- [PROVIDED DATA]

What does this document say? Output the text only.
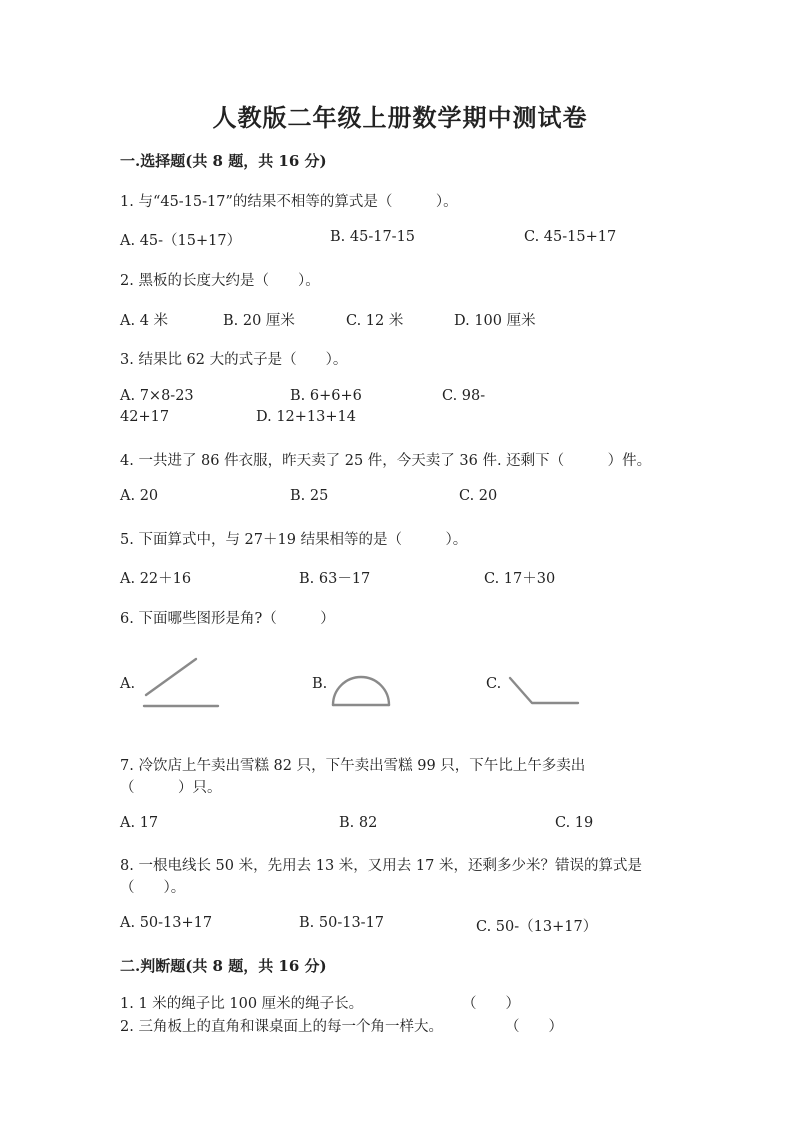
人教版二年级上册数学期中测试卷
一.选择题(共 8 题，共 16 分)
1. 与“45-15-17”的结果不相等的算式是（　　　）。
A. 45-（15+17）	B. 45-17-15	C. 45-15+17
2. 黑板的长度大约是（　　）。
A. 4 米	B. 20 厘米	C. 12 米	D. 100 厘米
3. 结果比 62 大的式子是（　　）。
A. 7×8-23	B. 6+6+6	C. 98-
42+17	D. 12+13+14
4. 一共进了 86 件衣服，昨天卖了 25 件，今天卖了 36 件. 还剩下（　　　）件。
A. 20	B. 25	C. 20
5. 下面算式中，与 27＋19 结果相等的是（　　　）。
A. 22＋16	B. 63－17	C. 17＋30
6. 下面哪些图形是角?（　　　）
A.	B.	C.
7. 冷饮店上午卖出雪糕 82 只，下午卖出雪糕 99 只，下午比上午多卖出
（　　　）只。
A. 17	B. 82	C. 19
8. 一根电线长 50 米，先用去 13 米，又用去 17 米，还剩多少米？错误的算式是
（　　）。
A. 50-13+17	B. 50-13-17	C. 50-（13+17）
二.判断题(共 8 题，共 16 分)
1. 1 米的绳子比 100 厘米的绳子长。	（　　）
2. 三角板上的直角和课桌面上的每一个角一样大。	（　　）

- [WORK REQUIRED]
Print each record exactly as it stands, leaving the images out.

- [RESPONSE]
What does this document say? Output the text only.
人教版二年级上册数学期中测试卷
一.选择题(共 8 题，共 16 分)
1. 与“45-15-17”的结果不相等的算式是（　　　）。
A. 45-（15+17）	B. 45-17-15	C. 45-15+17
2. 黑板的长度大约是（　　）。
A. 4 米	B. 20 厘米	C. 12 米	D. 100 厘米
3. 结果比 62 大的式子是（　　）。
A. 7×8-23	B. 6+6+6	C. 98-
42+17	D. 12+13+14
4. 一共进了 86 件衣服，昨天卖了 25 件，今天卖了 36 件. 还剩下（　　　）件。
A. 20	B. 25	C. 20
5. 下面算式中，与 27＋19 结果相等的是（　　　）。
A. 22＋16	B. 63－17	C. 17＋30
6. 下面哪些图形是角?（　　　）
A.	B.	C.
7. 冷饮店上午卖出雪糕 82 只，下午卖出雪糕 99 只，下午比上午多卖出
（　　　）只。
A. 17	B. 82	C. 19
8. 一根电线长 50 米，先用去 13 米，又用去 17 米，还剩多少米？错误的算式是
（　　）。
A. 50-13+17	B. 50-13-17	C. 50-（13+17）
二.判断题(共 8 题，共 16 分)
1. 1 米的绳子比 100 厘米的绳子长。	（　　）
2. 三角板上的直角和课桌面上的每一个角一样大。	（　　）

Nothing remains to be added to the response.